* TASK STATEMENT *
Extract each line bearing the word "flue".

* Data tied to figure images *

***

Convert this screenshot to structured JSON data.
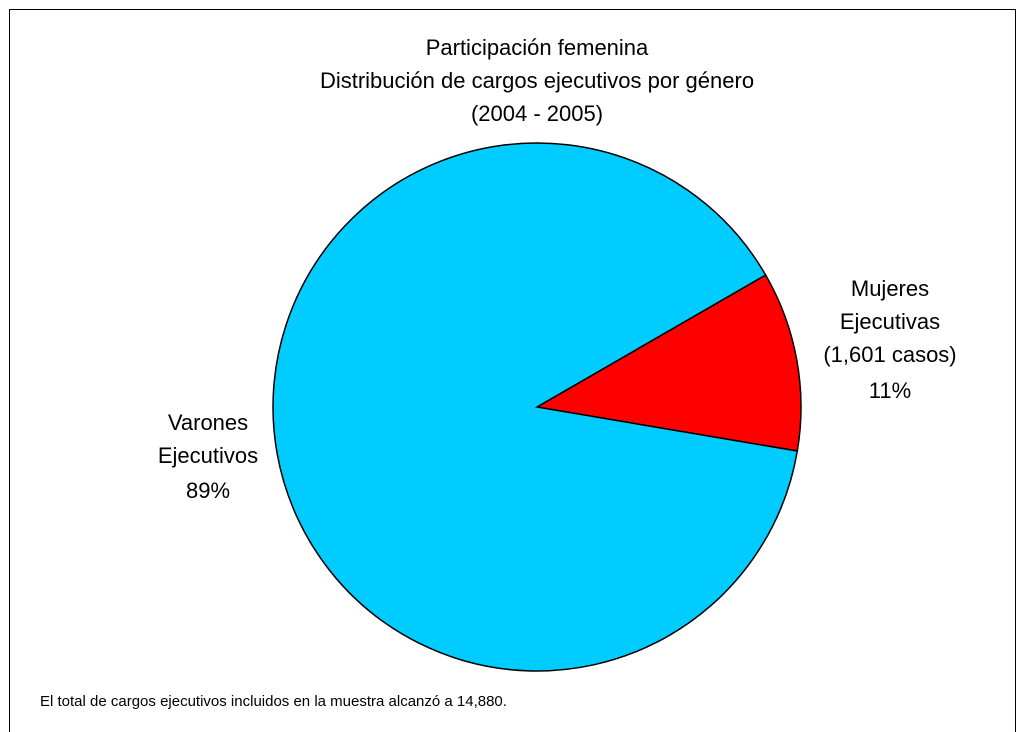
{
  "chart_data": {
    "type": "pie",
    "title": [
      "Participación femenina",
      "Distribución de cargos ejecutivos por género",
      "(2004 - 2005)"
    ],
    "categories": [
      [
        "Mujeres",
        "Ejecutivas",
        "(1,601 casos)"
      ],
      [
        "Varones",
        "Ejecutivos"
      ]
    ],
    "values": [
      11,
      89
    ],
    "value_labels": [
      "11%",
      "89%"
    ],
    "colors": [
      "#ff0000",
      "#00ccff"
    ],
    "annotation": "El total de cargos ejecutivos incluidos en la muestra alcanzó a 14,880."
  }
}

***

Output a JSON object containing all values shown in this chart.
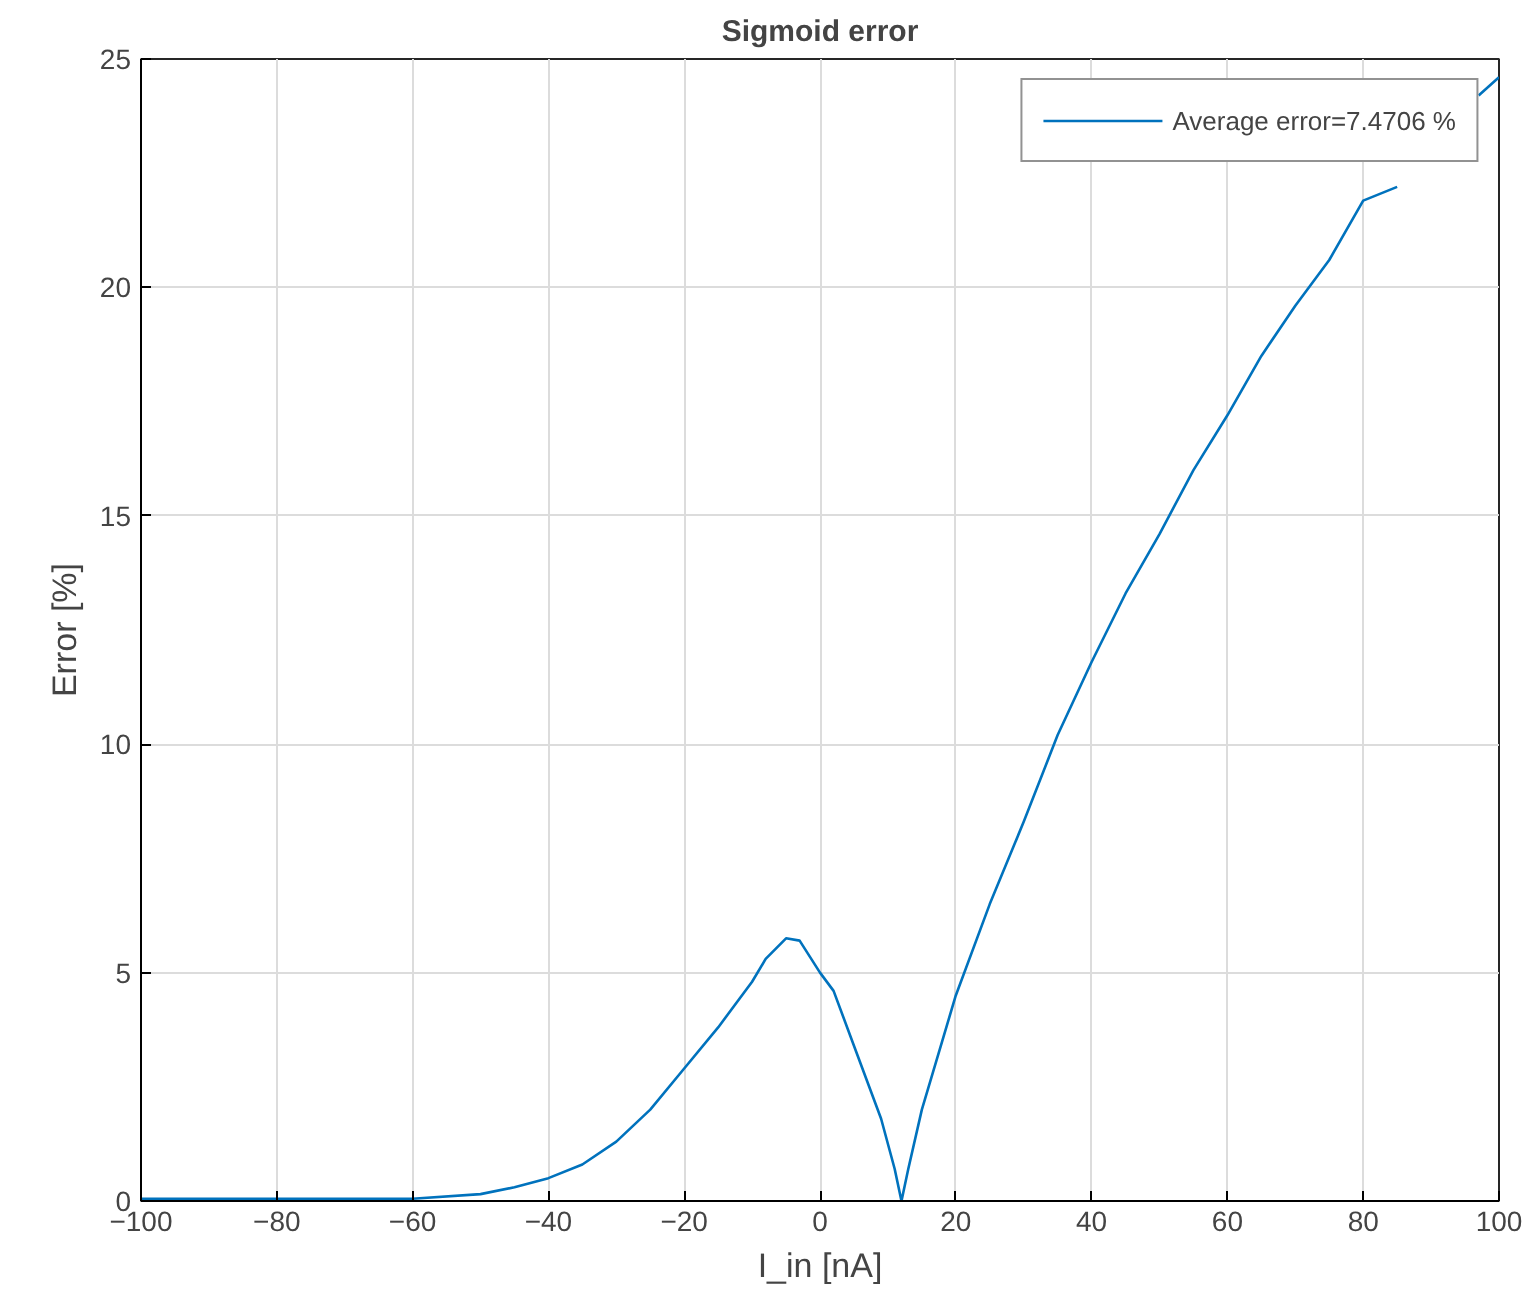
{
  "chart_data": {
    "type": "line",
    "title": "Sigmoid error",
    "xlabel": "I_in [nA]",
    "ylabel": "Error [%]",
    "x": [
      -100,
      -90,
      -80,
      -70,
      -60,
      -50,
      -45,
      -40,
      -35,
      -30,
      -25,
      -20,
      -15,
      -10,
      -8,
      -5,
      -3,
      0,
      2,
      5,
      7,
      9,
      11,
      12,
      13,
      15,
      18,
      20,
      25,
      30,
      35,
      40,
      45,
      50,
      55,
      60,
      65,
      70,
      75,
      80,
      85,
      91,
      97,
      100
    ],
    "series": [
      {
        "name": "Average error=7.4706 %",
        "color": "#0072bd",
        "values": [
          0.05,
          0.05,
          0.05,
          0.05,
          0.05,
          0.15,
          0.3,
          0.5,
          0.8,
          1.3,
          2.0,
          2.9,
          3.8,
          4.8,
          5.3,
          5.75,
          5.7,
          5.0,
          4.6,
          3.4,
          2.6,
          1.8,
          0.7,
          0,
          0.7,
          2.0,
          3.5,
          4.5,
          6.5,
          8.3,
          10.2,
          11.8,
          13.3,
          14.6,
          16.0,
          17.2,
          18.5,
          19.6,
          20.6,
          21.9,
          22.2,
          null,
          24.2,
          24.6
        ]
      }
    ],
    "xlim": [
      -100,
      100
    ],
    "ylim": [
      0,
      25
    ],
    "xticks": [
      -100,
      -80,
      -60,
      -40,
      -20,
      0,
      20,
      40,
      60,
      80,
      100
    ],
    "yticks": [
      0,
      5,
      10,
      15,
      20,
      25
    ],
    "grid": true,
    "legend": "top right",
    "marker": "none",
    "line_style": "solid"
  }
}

***

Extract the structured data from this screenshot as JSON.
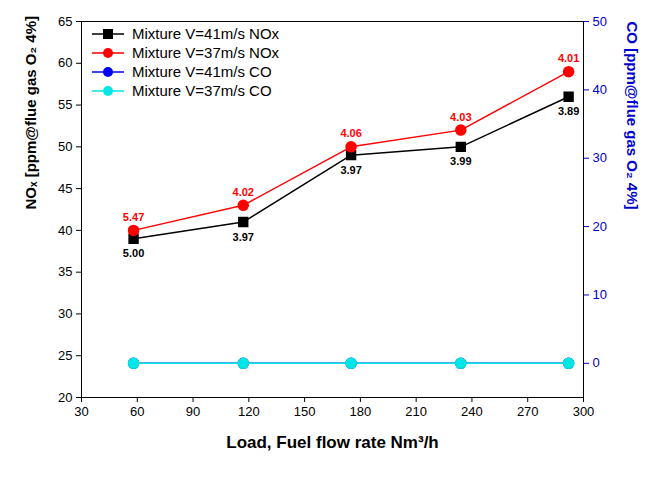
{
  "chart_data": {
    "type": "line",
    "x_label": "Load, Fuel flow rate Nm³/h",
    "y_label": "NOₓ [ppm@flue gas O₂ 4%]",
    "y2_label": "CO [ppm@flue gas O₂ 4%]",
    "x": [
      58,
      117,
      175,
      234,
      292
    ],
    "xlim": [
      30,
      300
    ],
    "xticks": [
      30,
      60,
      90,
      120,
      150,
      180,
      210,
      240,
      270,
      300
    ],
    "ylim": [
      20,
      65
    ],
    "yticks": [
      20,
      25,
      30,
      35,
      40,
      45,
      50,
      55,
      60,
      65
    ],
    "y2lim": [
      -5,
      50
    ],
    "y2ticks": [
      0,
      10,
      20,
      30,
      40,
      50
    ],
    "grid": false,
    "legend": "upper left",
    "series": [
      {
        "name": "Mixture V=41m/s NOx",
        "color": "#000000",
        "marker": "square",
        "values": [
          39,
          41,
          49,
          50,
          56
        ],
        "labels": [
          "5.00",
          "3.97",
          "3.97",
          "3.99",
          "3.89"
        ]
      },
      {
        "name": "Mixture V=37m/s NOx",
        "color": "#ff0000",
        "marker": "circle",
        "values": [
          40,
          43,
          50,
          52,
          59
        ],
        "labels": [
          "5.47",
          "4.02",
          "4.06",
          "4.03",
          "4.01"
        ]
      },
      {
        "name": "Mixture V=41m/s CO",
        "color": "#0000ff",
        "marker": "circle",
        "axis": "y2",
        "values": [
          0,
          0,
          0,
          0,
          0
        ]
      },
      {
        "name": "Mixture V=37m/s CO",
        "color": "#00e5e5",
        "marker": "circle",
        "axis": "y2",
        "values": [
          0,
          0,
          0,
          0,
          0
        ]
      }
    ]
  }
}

***

* EXERCISE RESULT *
    "y_label": "NOₓ [ppm@flue gas O₂ 4%]",
    "y2_label": "CO [ppm@flue gas O₂ 4%]",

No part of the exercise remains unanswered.